═══ Rows

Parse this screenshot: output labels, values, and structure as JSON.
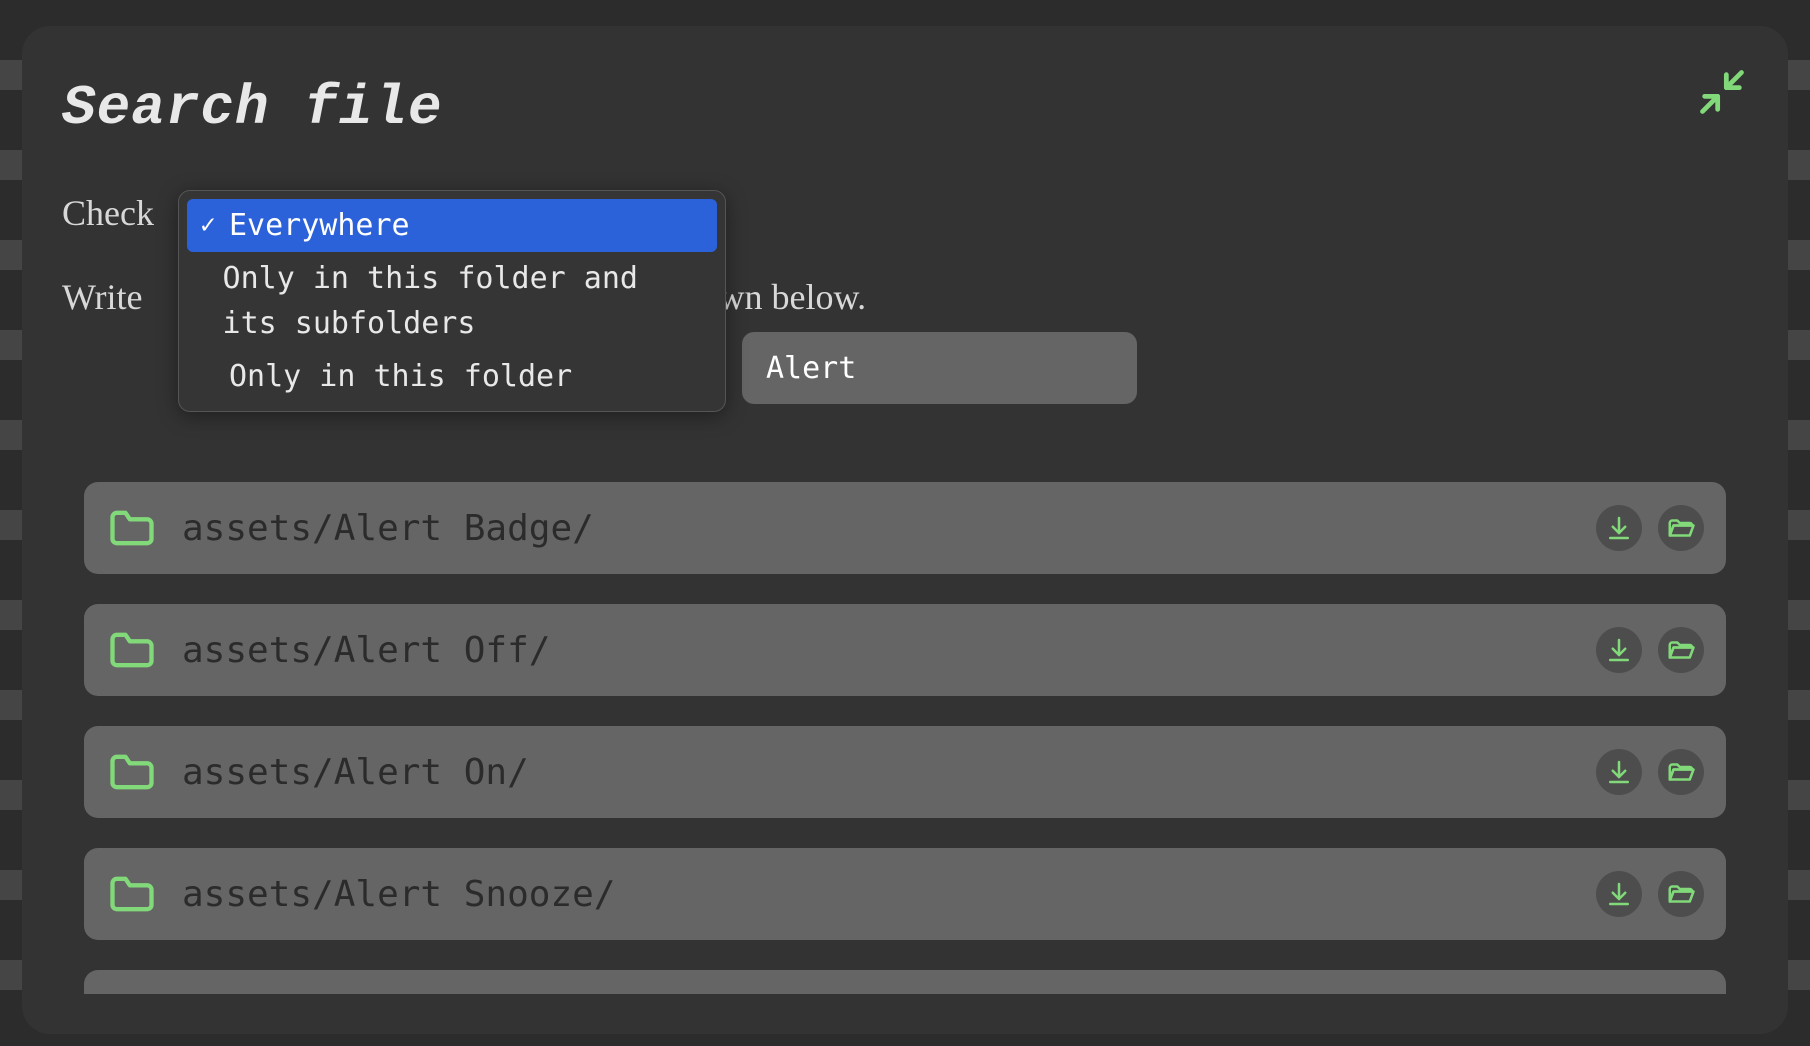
{
  "modal": {
    "title": "Search file",
    "instruction_prefix": "Check",
    "instruction2_prefix": "Write",
    "instruction2_suffix": "own below."
  },
  "dropdown": {
    "options": [
      {
        "label": "Everywhere",
        "selected": true
      },
      {
        "label": "Only in this folder and its subfolders",
        "selected": false
      },
      {
        "label": "Only in this folder",
        "selected": false
      }
    ]
  },
  "search": {
    "value": "Alert"
  },
  "results": [
    {
      "path": "assets/Alert Badge/"
    },
    {
      "path": "assets/Alert Off/"
    },
    {
      "path": "assets/Alert On/"
    },
    {
      "path": "assets/Alert Snooze/"
    }
  ],
  "colors": {
    "accent_green": "#82d97a",
    "highlight_blue": "#2b62d9"
  }
}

══════

### Work instructions
From the material, report only how many lines include the word "path".

### Written response
4